• **What is being asked**
For the material that follows, work out how many lines hold the word "scale" and answer only with the number.
--- The data Enclosed Below ---
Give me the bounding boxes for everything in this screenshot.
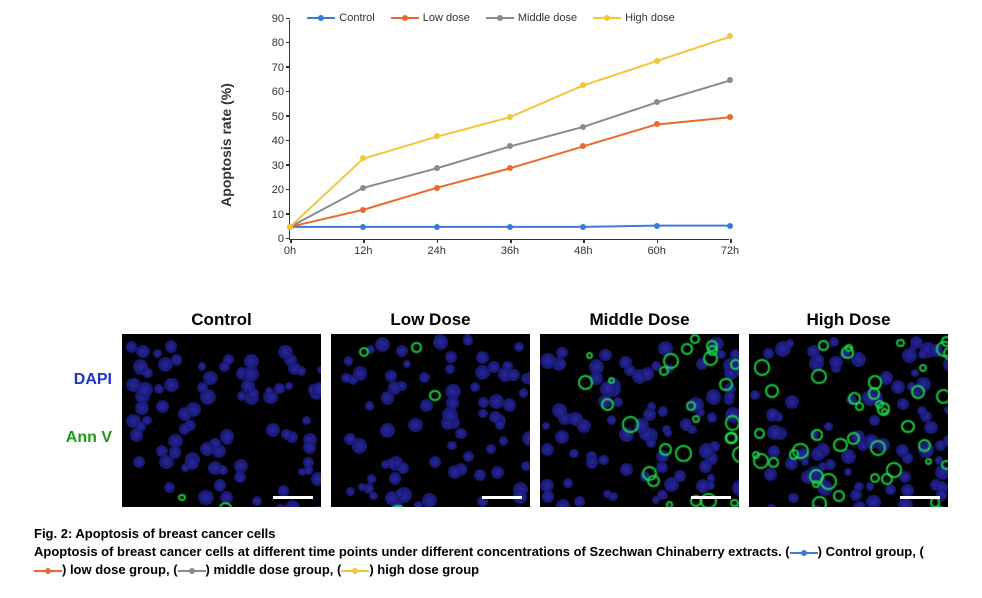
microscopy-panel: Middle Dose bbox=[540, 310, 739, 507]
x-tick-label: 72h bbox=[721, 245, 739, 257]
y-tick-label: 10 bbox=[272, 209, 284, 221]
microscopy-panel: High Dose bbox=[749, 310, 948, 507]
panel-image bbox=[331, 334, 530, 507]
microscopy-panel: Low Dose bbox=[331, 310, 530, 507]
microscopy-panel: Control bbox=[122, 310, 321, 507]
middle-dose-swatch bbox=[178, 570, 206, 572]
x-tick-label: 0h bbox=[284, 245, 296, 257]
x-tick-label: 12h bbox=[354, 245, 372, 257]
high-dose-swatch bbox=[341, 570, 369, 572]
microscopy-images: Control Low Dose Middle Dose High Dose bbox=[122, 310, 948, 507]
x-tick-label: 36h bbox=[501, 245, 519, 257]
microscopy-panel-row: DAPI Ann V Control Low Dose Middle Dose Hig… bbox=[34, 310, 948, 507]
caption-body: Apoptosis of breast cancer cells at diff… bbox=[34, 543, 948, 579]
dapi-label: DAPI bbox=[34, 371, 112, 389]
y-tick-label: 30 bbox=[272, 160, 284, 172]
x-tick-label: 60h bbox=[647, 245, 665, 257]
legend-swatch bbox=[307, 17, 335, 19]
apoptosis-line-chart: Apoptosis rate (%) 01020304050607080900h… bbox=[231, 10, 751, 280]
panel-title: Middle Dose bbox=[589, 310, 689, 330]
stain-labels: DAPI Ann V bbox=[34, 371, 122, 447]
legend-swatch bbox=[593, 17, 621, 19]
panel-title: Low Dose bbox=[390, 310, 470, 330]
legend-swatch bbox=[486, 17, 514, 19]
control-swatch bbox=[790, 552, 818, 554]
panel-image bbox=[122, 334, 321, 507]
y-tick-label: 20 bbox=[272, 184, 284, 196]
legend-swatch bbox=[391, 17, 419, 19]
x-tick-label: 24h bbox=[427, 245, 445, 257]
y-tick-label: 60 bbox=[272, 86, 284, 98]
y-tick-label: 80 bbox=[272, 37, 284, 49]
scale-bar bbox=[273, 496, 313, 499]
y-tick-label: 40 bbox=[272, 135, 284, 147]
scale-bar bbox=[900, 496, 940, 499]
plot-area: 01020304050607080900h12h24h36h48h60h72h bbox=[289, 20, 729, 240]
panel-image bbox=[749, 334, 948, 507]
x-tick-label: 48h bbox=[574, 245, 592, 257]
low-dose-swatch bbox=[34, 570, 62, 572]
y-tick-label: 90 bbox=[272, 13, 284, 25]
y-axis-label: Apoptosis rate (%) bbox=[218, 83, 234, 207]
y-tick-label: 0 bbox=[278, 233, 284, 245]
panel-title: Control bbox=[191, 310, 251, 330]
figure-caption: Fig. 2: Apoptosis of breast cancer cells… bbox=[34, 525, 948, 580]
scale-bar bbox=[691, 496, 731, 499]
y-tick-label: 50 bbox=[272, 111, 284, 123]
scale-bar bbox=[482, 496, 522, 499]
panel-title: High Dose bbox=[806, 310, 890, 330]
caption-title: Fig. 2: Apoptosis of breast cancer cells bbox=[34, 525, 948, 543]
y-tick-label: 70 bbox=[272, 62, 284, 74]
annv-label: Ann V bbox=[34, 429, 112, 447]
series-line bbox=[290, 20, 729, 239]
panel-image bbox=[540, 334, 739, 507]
--- End of Enclosed The data ---
--- The data Enclosed Below ---
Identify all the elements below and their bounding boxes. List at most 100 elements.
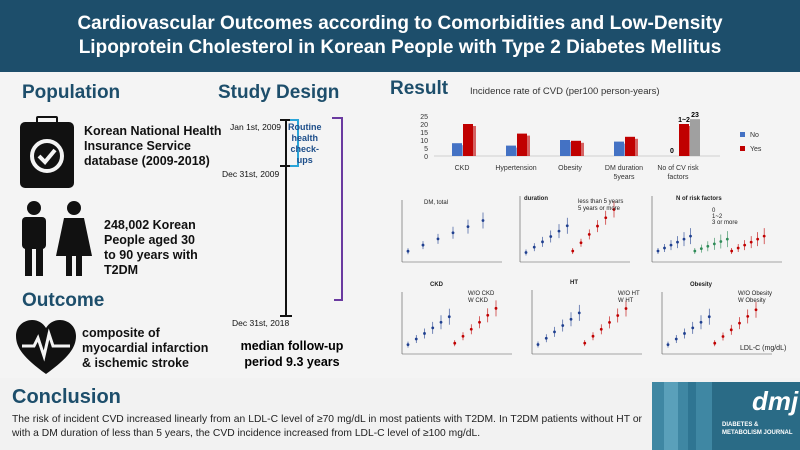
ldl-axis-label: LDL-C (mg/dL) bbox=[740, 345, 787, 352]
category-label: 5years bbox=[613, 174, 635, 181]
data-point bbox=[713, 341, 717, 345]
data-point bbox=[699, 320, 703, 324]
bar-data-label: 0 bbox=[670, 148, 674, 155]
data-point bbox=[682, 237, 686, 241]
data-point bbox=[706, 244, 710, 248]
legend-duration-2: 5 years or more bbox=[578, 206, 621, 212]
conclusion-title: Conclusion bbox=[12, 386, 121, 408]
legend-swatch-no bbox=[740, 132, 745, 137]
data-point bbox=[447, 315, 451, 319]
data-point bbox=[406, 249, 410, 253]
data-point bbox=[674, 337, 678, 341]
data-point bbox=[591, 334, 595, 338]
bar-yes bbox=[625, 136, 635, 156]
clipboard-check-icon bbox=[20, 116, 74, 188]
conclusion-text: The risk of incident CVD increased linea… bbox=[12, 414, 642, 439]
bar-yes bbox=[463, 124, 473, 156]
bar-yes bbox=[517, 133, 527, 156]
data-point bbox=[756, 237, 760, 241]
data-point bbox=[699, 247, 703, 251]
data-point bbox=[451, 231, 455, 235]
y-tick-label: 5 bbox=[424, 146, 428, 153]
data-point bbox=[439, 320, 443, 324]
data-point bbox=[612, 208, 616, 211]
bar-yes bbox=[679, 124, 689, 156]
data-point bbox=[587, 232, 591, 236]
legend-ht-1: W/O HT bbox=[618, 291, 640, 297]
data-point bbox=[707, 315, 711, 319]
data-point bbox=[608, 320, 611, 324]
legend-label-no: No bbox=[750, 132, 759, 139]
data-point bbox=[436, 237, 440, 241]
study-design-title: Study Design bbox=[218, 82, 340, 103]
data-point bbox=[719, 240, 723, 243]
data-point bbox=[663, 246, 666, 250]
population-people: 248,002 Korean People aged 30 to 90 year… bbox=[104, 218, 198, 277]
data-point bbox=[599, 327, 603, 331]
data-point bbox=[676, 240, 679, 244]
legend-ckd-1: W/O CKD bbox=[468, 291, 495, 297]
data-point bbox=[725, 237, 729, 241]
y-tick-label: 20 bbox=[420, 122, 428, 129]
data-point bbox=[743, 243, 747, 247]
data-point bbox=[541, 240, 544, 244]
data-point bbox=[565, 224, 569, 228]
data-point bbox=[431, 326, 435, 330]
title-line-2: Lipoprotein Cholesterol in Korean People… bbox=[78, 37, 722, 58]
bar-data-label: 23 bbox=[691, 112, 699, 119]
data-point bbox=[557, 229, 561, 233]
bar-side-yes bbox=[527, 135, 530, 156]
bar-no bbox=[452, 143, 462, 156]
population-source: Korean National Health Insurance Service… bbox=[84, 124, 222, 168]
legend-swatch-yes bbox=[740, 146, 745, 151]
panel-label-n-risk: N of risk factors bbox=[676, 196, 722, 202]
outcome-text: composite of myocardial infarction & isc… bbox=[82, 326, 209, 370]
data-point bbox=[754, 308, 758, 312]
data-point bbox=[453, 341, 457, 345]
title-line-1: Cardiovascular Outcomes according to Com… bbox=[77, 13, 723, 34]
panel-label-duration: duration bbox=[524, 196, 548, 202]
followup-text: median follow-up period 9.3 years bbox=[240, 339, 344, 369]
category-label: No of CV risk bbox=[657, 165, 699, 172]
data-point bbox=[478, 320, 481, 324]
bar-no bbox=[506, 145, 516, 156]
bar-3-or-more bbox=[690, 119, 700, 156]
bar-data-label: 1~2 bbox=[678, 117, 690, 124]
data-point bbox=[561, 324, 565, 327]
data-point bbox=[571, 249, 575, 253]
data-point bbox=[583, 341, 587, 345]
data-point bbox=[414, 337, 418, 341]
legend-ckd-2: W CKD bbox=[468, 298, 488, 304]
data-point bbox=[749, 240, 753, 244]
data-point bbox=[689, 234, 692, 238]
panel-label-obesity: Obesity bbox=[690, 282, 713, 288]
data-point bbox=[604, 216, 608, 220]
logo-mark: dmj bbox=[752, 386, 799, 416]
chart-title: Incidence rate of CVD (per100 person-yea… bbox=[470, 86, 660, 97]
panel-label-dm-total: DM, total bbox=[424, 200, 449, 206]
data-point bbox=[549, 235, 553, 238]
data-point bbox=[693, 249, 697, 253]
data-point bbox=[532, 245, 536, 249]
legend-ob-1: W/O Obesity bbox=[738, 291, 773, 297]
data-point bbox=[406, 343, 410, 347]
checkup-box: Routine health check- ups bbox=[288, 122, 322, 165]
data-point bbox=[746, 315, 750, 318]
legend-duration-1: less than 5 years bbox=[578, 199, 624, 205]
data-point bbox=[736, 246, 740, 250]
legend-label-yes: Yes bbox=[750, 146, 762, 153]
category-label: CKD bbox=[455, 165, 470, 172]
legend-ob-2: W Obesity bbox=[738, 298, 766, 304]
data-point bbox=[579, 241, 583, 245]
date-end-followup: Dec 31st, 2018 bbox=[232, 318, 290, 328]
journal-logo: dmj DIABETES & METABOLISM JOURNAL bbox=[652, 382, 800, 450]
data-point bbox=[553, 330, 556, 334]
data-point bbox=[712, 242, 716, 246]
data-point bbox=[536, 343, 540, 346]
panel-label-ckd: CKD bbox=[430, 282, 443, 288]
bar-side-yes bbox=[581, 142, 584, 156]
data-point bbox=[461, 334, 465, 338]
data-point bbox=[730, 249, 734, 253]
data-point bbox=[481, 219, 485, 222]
--- End of Enclosed The data ---
• **Output**
4